Problem to solve: Copy the full set of lines exactly as given.

Figure content listings:
━━━━━━━━━━━━━━━━━━━━━━━━━━━━━━

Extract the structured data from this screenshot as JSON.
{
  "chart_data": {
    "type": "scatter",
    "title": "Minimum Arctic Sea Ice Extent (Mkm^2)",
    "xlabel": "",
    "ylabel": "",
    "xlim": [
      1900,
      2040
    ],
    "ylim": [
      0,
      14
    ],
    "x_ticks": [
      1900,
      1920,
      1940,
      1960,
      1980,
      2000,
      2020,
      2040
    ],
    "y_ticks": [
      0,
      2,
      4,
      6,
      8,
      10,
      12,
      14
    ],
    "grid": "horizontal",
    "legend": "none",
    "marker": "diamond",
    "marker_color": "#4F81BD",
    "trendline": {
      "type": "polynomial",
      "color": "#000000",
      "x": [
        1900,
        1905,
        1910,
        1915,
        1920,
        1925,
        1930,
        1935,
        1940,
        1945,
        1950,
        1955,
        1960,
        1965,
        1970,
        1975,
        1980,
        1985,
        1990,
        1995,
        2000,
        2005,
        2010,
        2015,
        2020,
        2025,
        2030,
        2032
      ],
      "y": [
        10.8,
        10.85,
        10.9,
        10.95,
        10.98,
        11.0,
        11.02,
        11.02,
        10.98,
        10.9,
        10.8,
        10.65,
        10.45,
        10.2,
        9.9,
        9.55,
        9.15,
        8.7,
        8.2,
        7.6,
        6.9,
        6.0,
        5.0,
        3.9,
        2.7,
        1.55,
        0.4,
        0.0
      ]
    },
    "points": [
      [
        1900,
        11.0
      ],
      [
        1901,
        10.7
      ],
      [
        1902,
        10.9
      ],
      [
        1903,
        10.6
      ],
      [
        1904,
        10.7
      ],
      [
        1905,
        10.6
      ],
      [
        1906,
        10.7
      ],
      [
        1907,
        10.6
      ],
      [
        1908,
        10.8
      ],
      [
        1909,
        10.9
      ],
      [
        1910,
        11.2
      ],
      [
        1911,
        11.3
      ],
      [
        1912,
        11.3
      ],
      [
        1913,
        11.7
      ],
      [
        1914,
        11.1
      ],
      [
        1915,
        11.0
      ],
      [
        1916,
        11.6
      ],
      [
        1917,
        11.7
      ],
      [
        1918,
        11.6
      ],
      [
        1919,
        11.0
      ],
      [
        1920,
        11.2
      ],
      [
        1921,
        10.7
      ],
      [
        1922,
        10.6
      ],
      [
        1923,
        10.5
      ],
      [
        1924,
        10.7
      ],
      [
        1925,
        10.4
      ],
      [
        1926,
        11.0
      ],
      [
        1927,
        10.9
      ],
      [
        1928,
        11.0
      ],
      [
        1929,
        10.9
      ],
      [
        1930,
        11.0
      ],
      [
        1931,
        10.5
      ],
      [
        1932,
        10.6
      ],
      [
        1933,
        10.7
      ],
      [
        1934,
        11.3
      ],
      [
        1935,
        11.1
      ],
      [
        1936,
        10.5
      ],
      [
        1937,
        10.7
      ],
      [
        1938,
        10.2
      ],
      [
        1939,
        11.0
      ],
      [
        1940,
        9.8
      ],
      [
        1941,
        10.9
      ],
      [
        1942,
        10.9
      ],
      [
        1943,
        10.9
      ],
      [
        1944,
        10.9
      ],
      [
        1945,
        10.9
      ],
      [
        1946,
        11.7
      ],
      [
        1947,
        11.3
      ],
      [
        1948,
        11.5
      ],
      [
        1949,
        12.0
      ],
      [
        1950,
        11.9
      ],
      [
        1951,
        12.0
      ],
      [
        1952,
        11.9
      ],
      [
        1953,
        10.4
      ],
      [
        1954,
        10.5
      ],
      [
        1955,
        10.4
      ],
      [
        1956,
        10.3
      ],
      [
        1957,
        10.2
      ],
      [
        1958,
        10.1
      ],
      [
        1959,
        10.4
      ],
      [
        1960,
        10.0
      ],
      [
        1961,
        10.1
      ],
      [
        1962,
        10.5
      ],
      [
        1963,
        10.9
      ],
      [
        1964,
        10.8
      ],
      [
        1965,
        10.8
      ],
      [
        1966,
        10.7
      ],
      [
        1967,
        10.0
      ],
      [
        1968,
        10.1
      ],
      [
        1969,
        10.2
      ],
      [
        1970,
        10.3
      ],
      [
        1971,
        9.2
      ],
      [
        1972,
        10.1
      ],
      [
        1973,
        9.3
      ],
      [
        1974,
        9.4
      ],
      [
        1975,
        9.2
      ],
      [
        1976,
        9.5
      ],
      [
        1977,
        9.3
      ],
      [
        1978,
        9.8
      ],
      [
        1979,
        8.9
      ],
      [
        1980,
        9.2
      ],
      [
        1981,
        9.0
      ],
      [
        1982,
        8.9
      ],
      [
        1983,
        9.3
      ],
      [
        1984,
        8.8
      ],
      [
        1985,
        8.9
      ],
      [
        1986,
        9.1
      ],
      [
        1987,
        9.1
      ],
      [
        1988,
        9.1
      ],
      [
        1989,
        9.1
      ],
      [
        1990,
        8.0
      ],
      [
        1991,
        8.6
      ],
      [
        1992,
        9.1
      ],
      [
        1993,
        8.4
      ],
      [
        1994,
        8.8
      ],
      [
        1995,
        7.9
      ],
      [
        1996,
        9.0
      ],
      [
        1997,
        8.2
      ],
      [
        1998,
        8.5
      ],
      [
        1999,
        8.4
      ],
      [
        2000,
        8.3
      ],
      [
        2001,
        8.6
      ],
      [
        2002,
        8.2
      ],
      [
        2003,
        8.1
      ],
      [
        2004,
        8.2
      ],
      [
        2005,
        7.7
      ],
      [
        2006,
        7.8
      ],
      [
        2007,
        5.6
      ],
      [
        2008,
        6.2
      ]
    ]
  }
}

━━━━━━━━━━━━━━━━━━━━━━━━━━━━━━

Written response:
Extract the structured data from this screenshot as JSON.
{
  "chart_data": {
    "type": "scatter",
    "title": "Minimum Arctic Sea Ice Extent (Mkm^2)",
    "xlabel": "",
    "ylabel": "",
    "xlim": [
      1900,
      2040
    ],
    "ylim": [
      0,
      14
    ],
    "x_ticks": [
      1900,
      1920,
      1940,
      1960,
      1980,
      2000,
      2020,
      2040
    ],
    "y_ticks": [
      0,
      2,
      4,
      6,
      8,
      10,
      12,
      14
    ],
    "grid": "horizontal",
    "legend": "none",
    "marker": "diamond",
    "marker_color": "#4F81BD",
    "trendline": {
      "type": "polynomial",
      "color": "#000000",
      "x": [
        1900,
        1905,
        1910,
        1915,
        1920,
        1925,
        1930,
        1935,
        1940,
        1945,
        1950,
        1955,
        1960,
        1965,
        1970,
        1975,
        1980,
        1985,
        1990,
        1995,
        2000,
        2005,
        2010,
        2015,
        2020,
        2025,
        2030,
        2032
      ],
      "y": [
        10.8,
        10.85,
        10.9,
        10.95,
        10.98,
        11.0,
        11.02,
        11.02,
        10.98,
        10.9,
        10.8,
        10.65,
        10.45,
        10.2,
        9.9,
        9.55,
        9.15,
        8.7,
        8.2,
        7.6,
        6.9,
        6.0,
        5.0,
        3.9,
        2.7,
        1.55,
        0.4,
        0.0
      ]
    },
    "points": [
      [
        1900,
        11.0
      ],
      [
        1901,
        10.7
      ],
      [
        1902,
        10.9
      ],
      [
        1903,
        10.6
      ],
      [
        1904,
        10.7
      ],
      [
        1905,
        10.6
      ],
      [
        1906,
        10.7
      ],
      [
        1907,
        10.6
      ],
      [
        1908,
        10.8
      ],
      [
        1909,
        10.9
      ],
      [
        1910,
        11.2
      ],
      [
        1911,
        11.3
      ],
      [
        1912,
        11.3
      ],
      [
        1913,
        11.7
      ],
      [
        1914,
        11.1
      ],
      [
        1915,
        11.0
      ],
      [
        1916,
        11.6
      ],
      [
        1917,
        11.7
      ],
      [
        1918,
        11.6
      ],
      [
        1919,
        11.0
      ],
      [
        1920,
        11.2
      ],
      [
        1921,
        10.7
      ],
      [
        1922,
        10.6
      ],
      [
        1923,
        10.5
      ],
      [
        1924,
        10.7
      ],
      [
        1925,
        10.4
      ],
      [
        1926,
        11.0
      ],
      [
        1927,
        10.9
      ],
      [
        1928,
        11.0
      ],
      [
        1929,
        10.9
      ],
      [
        1930,
        11.0
      ],
      [
        1931,
        10.5
      ],
      [
        1932,
        10.6
      ],
      [
        1933,
        10.7
      ],
      [
        1934,
        11.3
      ],
      [
        1935,
        11.1
      ],
      [
        1936,
        10.5
      ],
      [
        1937,
        10.7
      ],
      [
        1938,
        10.2
      ],
      [
        1939,
        11.0
      ],
      [
        1940,
        9.8
      ],
      [
        1941,
        10.9
      ],
      [
        1942,
        10.9
      ],
      [
        1943,
        10.9
      ],
      [
        1944,
        10.9
      ],
      [
        1945,
        10.9
      ],
      [
        1946,
        11.7
      ],
      [
        1947,
        11.3
      ],
      [
        1948,
        11.5
      ],
      [
        1949,
        12.0
      ],
      [
        1950,
        11.9
      ],
      [
        1951,
        12.0
      ],
      [
        1952,
        11.9
      ],
      [
        1953,
        10.4
      ],
      [
        1954,
        10.5
      ],
      [
        1955,
        10.4
      ],
      [
        1956,
        10.3
      ],
      [
        1957,
        10.2
      ],
      [
        1958,
        10.1
      ],
      [
        1959,
        10.4
      ],
      [
        1960,
        10.0
      ],
      [
        1961,
        10.1
      ],
      [
        1962,
        10.5
      ],
      [
        1963,
        10.9
      ],
      [
        1964,
        10.8
      ],
      [
        1965,
        10.8
      ],
      [
        1966,
        10.7
      ],
      [
        1967,
        10.0
      ],
      [
        1968,
        10.1
      ],
      [
        1969,
        10.2
      ],
      [
        1970,
        10.3
      ],
      [
        1971,
        9.2
      ],
      [
        1972,
        10.1
      ],
      [
        1973,
        9.3
      ],
      [
        1974,
        9.4
      ],
      [
        1975,
        9.2
      ],
      [
        1976,
        9.5
      ],
      [
        1977,
        9.3
      ],
      [
        1978,
        9.8
      ],
      [
        1979,
        8.9
      ],
      [
        1980,
        9.2
      ],
      [
        1981,
        9.0
      ],
      [
        1982,
        8.9
      ],
      [
        1983,
        9.3
      ],
      [
        1984,
        8.8
      ],
      [
        1985,
        8.9
      ],
      [
        1986,
        9.1
      ],
      [
        1987,
        9.1
      ],
      [
        1988,
        9.1
      ],
      [
        1989,
        9.1
      ],
      [
        1990,
        8.0
      ],
      [
        1991,
        8.6
      ],
      [
        1992,
        9.1
      ],
      [
        1993,
        8.4
      ],
      [
        1994,
        8.8
      ],
      [
        1995,
        7.9
      ],
      [
        1996,
        9.0
      ],
      [
        1997,
        8.2
      ],
      [
        1998,
        8.5
      ],
      [
        1999,
        8.4
      ],
      [
        2000,
        8.3
      ],
      [
        2001,
        8.6
      ],
      [
        2002,
        8.2
      ],
      [
        2003,
        8.1
      ],
      [
        2004,
        8.2
      ],
      [
        2005,
        7.7
      ],
      [
        2006,
        7.8
      ],
      [
        2007,
        5.6
      ],
      [
        2008,
        6.2
      ]
    ]
  }
}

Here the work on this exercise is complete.